What this task involves: Copy out every line of the records where the string "小结与拓展" occurs.

Data entries:
>>>>>

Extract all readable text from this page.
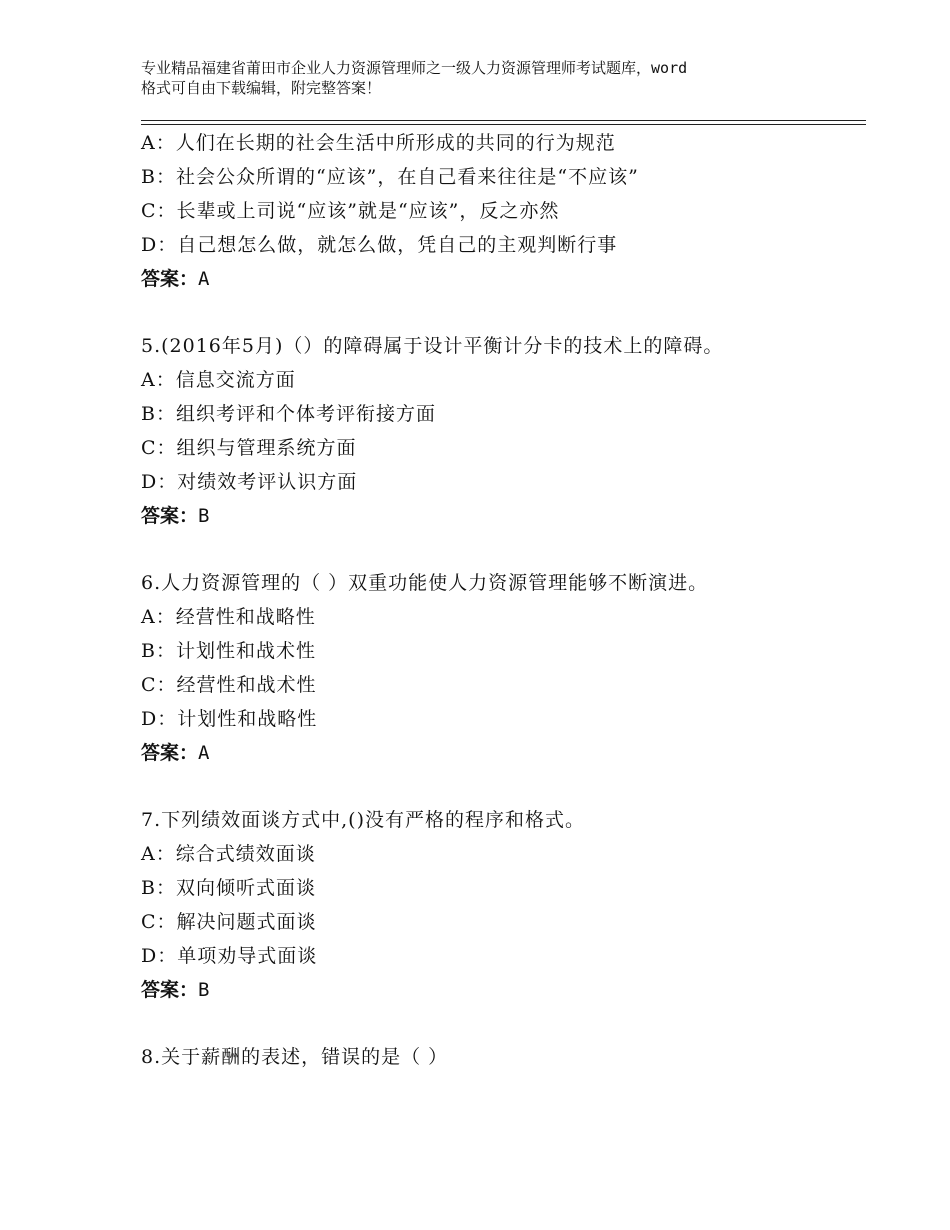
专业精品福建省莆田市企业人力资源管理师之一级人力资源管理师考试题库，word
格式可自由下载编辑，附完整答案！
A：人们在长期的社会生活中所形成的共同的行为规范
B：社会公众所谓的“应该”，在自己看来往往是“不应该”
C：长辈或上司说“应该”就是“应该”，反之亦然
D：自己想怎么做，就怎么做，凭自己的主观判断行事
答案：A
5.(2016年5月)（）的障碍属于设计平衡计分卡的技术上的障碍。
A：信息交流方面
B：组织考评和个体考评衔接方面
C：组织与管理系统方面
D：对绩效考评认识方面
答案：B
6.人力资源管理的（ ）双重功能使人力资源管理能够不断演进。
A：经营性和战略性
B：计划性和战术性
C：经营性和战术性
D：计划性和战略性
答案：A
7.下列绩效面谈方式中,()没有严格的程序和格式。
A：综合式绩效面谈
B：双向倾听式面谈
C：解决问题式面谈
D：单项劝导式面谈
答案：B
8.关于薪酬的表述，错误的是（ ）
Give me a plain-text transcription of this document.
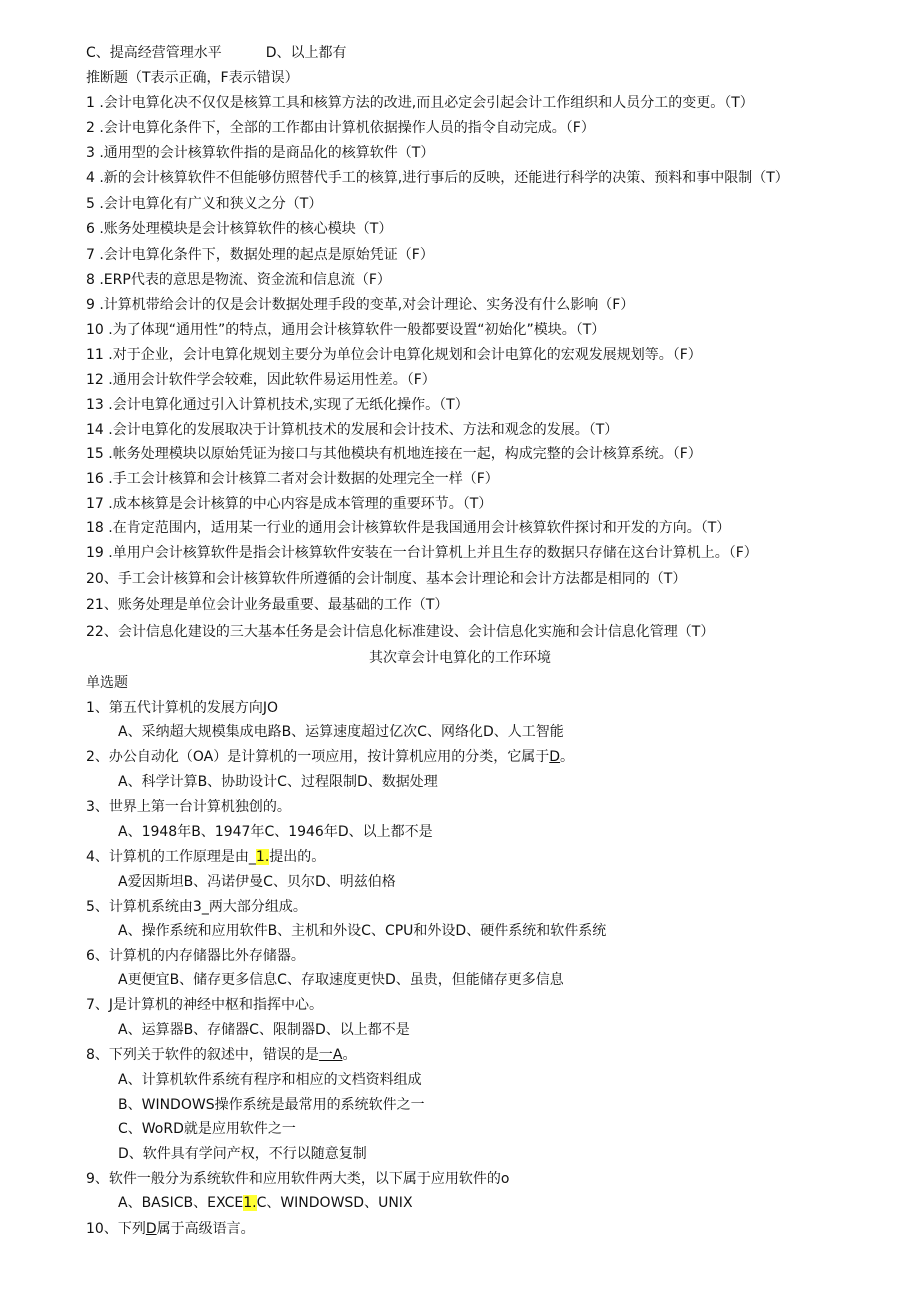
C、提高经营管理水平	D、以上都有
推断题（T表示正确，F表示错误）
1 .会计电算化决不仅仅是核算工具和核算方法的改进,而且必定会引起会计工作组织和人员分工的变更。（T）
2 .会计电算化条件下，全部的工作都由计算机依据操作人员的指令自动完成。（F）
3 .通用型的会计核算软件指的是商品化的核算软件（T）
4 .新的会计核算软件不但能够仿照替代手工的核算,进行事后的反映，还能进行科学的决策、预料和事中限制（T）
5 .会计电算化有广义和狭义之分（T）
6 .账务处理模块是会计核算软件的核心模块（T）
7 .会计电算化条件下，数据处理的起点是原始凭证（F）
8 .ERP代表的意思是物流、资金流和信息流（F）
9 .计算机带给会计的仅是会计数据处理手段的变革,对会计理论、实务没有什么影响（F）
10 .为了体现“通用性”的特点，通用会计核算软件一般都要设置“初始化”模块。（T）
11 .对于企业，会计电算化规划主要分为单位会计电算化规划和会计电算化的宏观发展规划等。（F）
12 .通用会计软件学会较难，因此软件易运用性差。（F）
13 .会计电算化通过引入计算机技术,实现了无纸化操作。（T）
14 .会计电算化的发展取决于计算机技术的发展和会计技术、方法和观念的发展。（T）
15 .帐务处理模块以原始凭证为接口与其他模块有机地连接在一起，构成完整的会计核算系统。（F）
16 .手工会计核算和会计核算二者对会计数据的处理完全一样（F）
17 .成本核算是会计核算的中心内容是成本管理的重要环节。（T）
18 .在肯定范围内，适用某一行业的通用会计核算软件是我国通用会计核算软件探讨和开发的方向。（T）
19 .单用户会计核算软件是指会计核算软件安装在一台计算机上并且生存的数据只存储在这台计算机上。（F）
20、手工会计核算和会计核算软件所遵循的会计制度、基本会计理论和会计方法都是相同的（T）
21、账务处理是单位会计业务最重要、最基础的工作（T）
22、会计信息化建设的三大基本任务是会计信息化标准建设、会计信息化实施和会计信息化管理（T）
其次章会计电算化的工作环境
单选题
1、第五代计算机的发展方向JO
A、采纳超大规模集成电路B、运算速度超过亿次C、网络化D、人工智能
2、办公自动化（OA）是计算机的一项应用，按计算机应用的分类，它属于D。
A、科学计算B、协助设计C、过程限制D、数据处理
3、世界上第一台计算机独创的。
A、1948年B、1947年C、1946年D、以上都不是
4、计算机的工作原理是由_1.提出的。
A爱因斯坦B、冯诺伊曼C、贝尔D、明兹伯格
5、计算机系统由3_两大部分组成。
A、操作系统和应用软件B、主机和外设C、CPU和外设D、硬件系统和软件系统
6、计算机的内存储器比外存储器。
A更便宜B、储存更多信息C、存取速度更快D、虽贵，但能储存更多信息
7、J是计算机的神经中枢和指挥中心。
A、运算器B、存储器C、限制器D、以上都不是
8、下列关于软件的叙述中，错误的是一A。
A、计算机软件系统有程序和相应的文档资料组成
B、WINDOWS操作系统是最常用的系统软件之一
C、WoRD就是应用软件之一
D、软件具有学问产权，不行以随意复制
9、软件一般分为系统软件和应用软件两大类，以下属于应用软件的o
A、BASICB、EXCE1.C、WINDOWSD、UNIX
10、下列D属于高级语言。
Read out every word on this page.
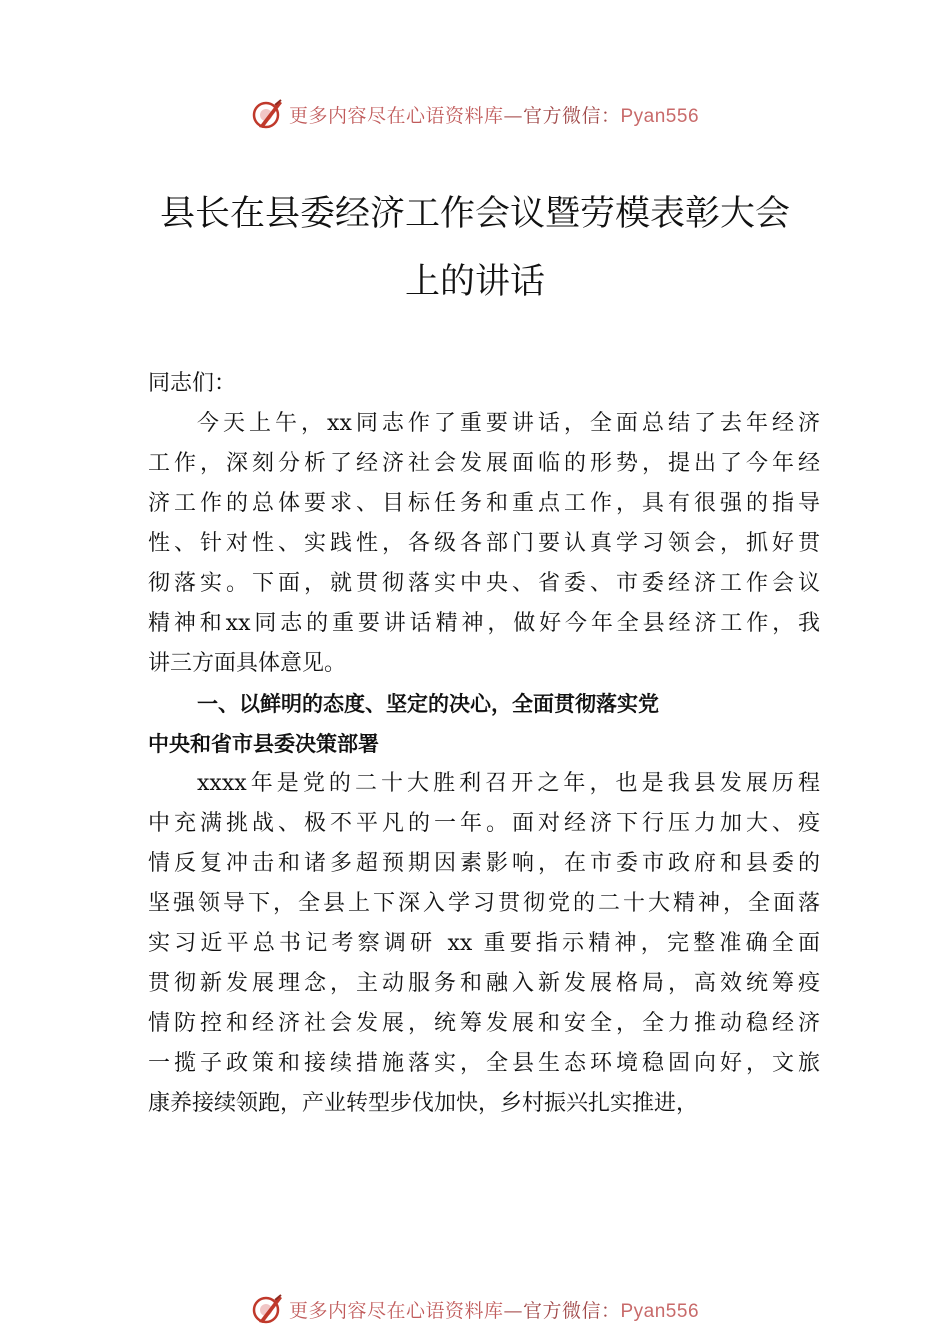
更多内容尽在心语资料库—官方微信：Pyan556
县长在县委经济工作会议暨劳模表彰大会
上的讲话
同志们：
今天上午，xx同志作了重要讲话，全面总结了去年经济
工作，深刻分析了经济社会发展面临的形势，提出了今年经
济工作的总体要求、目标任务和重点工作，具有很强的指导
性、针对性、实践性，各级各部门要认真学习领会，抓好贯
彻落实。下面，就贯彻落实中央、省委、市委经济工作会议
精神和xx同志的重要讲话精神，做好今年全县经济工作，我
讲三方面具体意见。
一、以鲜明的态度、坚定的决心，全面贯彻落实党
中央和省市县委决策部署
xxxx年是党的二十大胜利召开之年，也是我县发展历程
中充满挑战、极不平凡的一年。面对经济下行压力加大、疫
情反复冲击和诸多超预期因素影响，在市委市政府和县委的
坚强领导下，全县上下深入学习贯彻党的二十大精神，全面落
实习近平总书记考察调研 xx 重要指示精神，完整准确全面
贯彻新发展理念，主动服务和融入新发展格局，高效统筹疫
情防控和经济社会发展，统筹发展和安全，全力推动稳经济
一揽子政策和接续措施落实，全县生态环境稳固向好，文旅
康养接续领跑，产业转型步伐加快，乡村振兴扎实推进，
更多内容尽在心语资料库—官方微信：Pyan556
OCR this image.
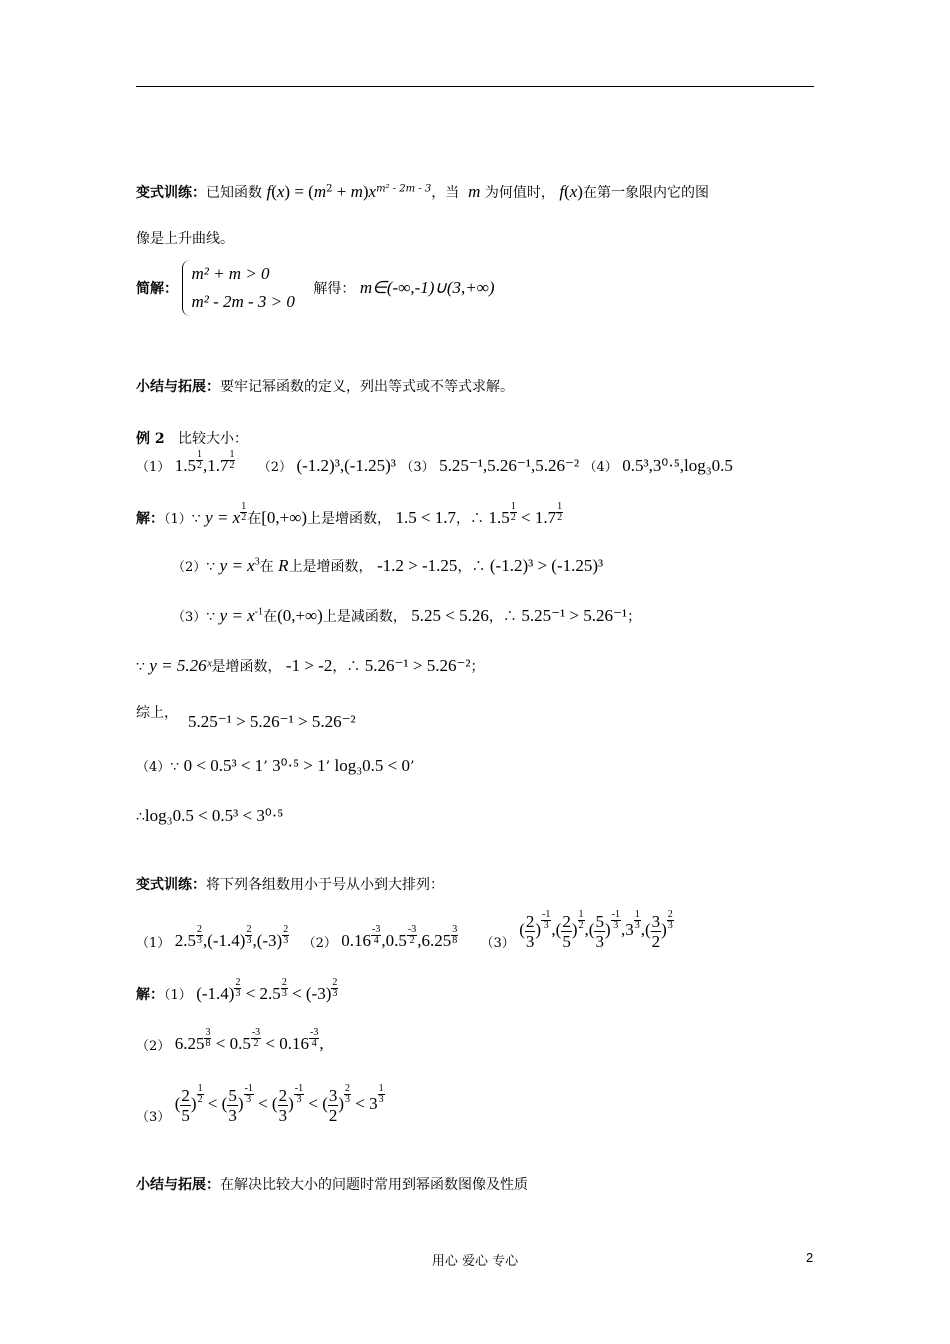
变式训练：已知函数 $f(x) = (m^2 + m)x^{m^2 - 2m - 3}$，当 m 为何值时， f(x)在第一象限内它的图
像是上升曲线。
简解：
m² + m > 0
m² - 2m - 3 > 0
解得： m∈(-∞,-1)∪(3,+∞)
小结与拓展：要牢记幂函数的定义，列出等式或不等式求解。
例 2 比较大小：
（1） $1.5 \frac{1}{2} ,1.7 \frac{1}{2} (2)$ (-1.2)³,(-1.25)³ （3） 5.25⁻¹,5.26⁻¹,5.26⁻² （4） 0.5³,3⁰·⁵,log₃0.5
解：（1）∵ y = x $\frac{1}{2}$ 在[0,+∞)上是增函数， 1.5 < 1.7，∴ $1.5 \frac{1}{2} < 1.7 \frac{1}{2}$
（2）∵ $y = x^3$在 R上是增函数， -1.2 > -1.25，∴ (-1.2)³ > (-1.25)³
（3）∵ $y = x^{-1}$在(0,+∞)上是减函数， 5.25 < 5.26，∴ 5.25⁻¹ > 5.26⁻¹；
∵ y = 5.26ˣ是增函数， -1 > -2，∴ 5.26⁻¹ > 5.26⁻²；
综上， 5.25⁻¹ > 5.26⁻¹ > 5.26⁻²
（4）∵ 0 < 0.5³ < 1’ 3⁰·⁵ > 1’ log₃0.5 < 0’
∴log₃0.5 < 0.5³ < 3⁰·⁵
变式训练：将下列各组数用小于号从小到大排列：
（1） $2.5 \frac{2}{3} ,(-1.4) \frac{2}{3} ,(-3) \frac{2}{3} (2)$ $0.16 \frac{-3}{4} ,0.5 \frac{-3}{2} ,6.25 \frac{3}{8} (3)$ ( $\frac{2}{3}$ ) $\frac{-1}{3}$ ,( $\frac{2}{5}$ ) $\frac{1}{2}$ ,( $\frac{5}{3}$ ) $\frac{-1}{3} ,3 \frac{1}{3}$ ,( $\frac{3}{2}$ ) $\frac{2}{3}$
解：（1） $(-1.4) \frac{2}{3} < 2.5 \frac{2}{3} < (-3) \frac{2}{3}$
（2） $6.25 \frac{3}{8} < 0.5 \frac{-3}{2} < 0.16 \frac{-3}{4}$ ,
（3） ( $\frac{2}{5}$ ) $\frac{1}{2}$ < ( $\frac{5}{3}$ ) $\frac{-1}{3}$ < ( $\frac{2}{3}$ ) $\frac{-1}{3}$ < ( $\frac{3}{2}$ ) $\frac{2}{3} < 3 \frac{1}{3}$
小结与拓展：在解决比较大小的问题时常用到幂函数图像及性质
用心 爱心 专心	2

<<<<<

Response for this exercise:
小结与拓展：要牢记幂函数的定义，列出等式或不等式求解。
小结与拓展：在解决比较大小的问题时常用到幂函数图像及性质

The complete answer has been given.